- EXERCISE AIM
Reply with one number: the count of lines in the records below that hold "same".

(begin)

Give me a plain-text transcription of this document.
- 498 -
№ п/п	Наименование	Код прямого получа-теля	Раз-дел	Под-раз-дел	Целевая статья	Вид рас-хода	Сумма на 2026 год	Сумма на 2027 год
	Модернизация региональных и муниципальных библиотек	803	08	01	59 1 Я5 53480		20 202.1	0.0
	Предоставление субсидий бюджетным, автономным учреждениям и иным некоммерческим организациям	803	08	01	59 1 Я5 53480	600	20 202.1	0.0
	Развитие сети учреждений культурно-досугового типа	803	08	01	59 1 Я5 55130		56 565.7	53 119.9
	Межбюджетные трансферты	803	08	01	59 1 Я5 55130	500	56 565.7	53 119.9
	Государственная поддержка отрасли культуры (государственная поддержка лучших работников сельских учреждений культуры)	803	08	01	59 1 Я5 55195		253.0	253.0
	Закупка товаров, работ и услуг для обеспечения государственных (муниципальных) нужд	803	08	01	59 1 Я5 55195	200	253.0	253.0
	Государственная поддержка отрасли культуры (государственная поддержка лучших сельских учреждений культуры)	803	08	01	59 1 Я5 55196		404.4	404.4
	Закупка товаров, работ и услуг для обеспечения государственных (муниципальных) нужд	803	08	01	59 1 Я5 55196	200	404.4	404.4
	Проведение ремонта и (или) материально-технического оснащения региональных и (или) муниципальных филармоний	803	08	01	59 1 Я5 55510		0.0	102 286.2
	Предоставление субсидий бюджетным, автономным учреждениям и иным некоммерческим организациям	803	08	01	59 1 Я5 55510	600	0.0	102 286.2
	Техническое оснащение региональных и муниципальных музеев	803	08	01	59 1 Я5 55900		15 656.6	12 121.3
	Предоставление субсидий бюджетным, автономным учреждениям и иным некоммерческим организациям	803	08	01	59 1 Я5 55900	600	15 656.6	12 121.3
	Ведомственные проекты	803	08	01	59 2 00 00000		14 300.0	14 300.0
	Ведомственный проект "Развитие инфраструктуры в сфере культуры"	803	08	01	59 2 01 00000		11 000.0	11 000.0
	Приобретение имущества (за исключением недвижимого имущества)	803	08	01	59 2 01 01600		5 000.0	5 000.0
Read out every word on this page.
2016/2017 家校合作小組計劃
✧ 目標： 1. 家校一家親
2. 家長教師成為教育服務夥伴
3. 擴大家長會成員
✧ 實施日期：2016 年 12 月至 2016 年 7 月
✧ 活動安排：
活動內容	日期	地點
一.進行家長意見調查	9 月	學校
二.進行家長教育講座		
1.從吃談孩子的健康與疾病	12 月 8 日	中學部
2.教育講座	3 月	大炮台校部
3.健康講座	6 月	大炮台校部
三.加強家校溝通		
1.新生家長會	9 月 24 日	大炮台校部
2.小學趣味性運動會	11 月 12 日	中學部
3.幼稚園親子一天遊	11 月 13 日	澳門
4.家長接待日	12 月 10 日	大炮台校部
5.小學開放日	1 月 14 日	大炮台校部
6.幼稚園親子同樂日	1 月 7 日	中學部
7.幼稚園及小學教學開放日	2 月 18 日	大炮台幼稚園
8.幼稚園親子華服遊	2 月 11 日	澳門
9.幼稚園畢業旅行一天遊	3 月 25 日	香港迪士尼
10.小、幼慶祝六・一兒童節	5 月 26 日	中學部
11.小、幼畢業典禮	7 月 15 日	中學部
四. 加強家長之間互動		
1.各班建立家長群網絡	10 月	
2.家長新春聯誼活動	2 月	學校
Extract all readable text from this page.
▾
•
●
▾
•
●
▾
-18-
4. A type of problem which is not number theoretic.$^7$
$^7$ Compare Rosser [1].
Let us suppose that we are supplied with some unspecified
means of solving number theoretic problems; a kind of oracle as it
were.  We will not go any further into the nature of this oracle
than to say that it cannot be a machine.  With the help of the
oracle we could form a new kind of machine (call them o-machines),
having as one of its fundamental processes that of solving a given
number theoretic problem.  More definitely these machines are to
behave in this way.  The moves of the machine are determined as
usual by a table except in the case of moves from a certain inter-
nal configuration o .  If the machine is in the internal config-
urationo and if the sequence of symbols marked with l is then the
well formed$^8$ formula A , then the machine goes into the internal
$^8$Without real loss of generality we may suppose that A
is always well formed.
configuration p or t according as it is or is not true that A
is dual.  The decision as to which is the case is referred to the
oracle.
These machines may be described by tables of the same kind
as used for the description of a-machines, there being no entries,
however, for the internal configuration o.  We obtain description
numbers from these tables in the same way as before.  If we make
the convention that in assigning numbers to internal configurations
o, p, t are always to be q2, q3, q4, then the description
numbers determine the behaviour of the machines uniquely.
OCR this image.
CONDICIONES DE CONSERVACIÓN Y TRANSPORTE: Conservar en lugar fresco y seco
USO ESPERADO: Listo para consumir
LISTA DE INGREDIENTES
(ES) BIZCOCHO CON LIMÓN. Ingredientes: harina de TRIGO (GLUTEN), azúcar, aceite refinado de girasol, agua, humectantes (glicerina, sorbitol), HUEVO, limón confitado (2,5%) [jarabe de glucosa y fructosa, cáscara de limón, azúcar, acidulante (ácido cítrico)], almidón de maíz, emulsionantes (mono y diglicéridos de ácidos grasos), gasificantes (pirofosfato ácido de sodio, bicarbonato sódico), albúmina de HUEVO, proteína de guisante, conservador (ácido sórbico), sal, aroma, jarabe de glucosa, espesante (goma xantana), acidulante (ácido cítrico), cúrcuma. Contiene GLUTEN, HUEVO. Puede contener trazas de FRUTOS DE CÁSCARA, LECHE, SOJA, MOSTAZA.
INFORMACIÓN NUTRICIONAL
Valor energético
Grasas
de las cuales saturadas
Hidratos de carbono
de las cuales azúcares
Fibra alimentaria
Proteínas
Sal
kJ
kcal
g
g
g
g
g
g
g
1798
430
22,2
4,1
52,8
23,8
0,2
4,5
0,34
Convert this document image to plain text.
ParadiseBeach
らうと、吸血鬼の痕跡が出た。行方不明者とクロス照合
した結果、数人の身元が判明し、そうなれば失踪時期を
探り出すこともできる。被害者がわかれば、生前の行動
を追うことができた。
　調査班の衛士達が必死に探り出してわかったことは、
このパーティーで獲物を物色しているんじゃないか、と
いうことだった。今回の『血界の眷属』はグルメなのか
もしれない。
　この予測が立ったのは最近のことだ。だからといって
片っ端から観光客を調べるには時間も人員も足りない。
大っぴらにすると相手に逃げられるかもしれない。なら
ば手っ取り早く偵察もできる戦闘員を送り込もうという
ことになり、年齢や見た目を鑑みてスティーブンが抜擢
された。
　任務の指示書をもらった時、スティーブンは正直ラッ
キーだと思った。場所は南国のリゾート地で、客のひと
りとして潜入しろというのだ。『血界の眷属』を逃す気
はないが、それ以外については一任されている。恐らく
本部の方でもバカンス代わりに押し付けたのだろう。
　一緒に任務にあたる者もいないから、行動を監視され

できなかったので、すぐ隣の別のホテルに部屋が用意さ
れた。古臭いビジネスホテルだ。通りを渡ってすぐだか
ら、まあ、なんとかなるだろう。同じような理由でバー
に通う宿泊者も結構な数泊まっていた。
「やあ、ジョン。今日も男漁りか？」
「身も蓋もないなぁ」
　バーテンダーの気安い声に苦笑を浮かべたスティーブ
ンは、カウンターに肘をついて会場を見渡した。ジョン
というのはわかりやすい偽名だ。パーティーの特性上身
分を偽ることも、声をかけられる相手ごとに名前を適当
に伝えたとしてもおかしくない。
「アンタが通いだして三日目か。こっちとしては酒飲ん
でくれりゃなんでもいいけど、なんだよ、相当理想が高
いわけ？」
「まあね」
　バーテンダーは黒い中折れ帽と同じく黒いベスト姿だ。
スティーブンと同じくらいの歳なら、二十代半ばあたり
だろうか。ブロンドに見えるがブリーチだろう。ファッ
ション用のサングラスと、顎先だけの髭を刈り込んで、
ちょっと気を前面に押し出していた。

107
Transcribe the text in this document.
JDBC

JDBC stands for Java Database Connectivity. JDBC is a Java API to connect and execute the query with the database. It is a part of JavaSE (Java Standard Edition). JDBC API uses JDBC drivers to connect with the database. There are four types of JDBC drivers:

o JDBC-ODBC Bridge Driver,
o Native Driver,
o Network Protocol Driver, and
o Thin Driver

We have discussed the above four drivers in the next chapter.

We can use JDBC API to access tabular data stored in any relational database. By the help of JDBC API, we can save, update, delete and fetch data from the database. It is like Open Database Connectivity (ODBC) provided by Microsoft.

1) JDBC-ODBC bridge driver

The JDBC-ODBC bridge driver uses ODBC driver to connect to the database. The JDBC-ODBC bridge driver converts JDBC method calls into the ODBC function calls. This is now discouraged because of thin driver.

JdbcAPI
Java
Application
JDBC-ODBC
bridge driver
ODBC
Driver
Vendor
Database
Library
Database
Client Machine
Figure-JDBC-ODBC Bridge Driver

(end)

- RIGHT ANSWER
2